__Short problem 1__. In the records, change every "y-tick-label" to "y-axis-tick-label" in everything from the line containing "legend-full-prefix: Full: [186,37,232,60]" down to the end of the records, keeping all else unchanged.

__Extracted text__.
((
Voiced by Jeffery Combs

When the Justice League approached the Question and asked him to join their organization, he said yes without a thought.  After all, he mused, they would have been suspicious of him had he said no.  A muckraking conspiracy theorist seen as paranoid and crazy by his peers, this faceless man has nonetheless excelled as the League's resident private investigator, possessing detective skills and computer expertise roughly on par with Batman.

Originally a television reporter for Hub City's KBEL network, Sage grew frustrated as the corrupt political officials he investigated remained seemingly untouchable.  His Sisyphean crusade, however, took a turn thanks to his friend, Dr. Aristotle Rodor, the inventor of a skin-like substance called pseudoderm that, when used in concert with another of the doctor's inventions—a saffron gas capable of changing the color of one's hair and clothing—created a featureless mask that affixes tightly over the wearer's real face.  Now able to take a more direct approach to his investigations while preserving his anonymity, Sage disappeared into the viscous smoke, leaving only the Question behind.
))
__Short problem 2__. Reproduce everything in the profile of the Question from "Voiced by Jeffery" down to "par with Batman.".

__Listed entries__.
((
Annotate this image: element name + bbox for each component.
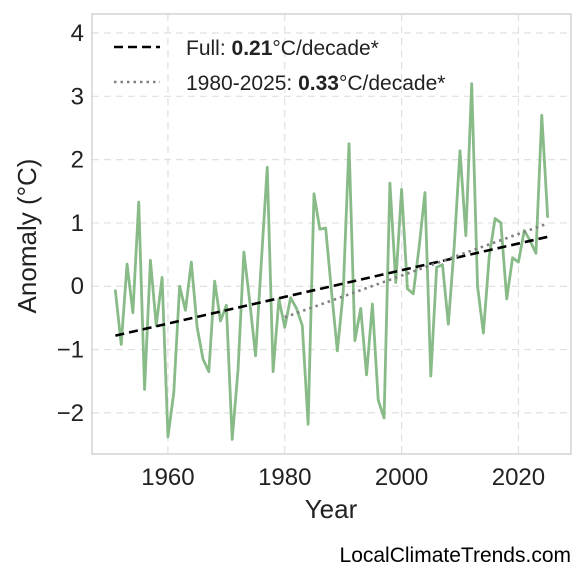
legend-full-prefix: Full: [186,37,232,60]
legend-full-unit: °C/decade* [272,37,378,60]
x-axis-title: Year [305,494,358,524]
legend-recent-prefix: 1980-2025: [186,72,298,95]
legend-recent-rate: 0.33 [298,72,339,95]
series-layer [113,82,550,441]
y-tick-label: −2 [57,400,84,427]
y-tick-label: 2 [71,147,84,174]
trend-line-recent [284,222,549,319]
legend-label-recent-trend: 1980-2025: 0.33°C/decade* [186,72,445,95]
y-tick-label: 4 [71,20,84,47]
trend-line-full [115,235,548,337]
site-watermark: LocalClimateTrends.com [339,544,571,567]
x-tick-label: 1980 [258,464,311,491]
grid-lines [92,14,571,454]
legend-label-full-trend: Full: 0.21°C/decade* [186,37,379,60]
y-tick-label: 3 [71,83,84,110]
y-axis-title: Anomaly (°C) [12,159,42,314]
y-tick-label: 0 [71,273,84,300]
x-tick-label: 1960 [141,464,194,491]
tick-labels: 1960 1980 2000 2020 −2 −1 0 1 2 3 4 [57,20,545,491]
annual-anomaly-line [113,82,550,441]
legend-full-rate: 0.21 [232,37,273,60]
x-tick-label: 2000 [375,464,428,491]
y-tick-label: −1 [57,337,84,364]
x-tick-label: 2020 [492,464,545,491]
legend-recent-unit: °C/decade* [339,72,445,95]
legend: Full: 0.21°C/decade* 1980-2025: 0.33°C/d… [114,37,445,95]
y-tick-label: 1 [71,210,84,237]
plot-frame [91,13,572,455]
))
__Expected answer 1__.
legend-full-prefix: Full: [186,37,232,60]
legend-full-unit: °C/decade* [272,37,378,60]
x-axis-title: Year [305,494,358,524]
legend-recent-prefix: 1980-2025: [186,72,298,95]
legend-recent-rate: 0.33 [298,72,339,95]
series-layer [113,82,550,441]
y-axis-tick-label: −2 [57,400,84,427]
y-axis-tick-label: 2 [71,147,84,174]
trend-line-recent [284,222,549,319]
legend-label-recent-trend: 1980-2025: 0.33°C/decade* [186,72,445,95]
y-axis-tick-label: 4 [71,20,84,47]
trend-line-full [115,235,548,337]
site-watermark: LocalClimateTrends.com [339,544,571,567]
x-tick-label: 1980 [258,464,311,491]
grid-lines [92,14,571,454]
legend-label-full-trend: Full: 0.21°C/decade* [186,37,379,60]
y-axis-tick-label: 3 [71,83,84,110]
y-axis-title: Anomaly (°C) [12,159,42,314]
y-axis-tick-label: 0 [71,273,84,300]
x-tick-label: 1960 [141,464,194,491]
tick-labels: 1960 1980 2000 2020 −2 −1 0 1 2 3 4 [57,20,545,491]
annual-anomaly-line [113,82,550,441]
legend-full-rate: 0.21 [232,37,273,60]
x-tick-label: 2000 [375,464,428,491]
y-axis-tick-label: −1 [57,337,84,364]
x-tick-label: 2020 [492,464,545,491]
legend-recent-unit: °C/decade* [339,72,445,95]
legend: Full: 0.21°C/decade* 1980-2025: 0.33°C/d… [114,37,445,95]
y-axis-tick-label: 1 [71,210,84,237]
plot-frame [91,13,572,455]

__Expected answer 2__.
Voiced by Jeffery Combs

When the Justice League approached the Question and asked him to join their organization, he said yes without a thought.  After all, he mused, they would have been suspicious of him had he said no.  A muckraking conspiracy theorist seen as paranoid and crazy by his peers, this faceless man has nonetheless excelled as the League's resident private investigator, possessing detective skills and computer expertise roughly on par with Batman.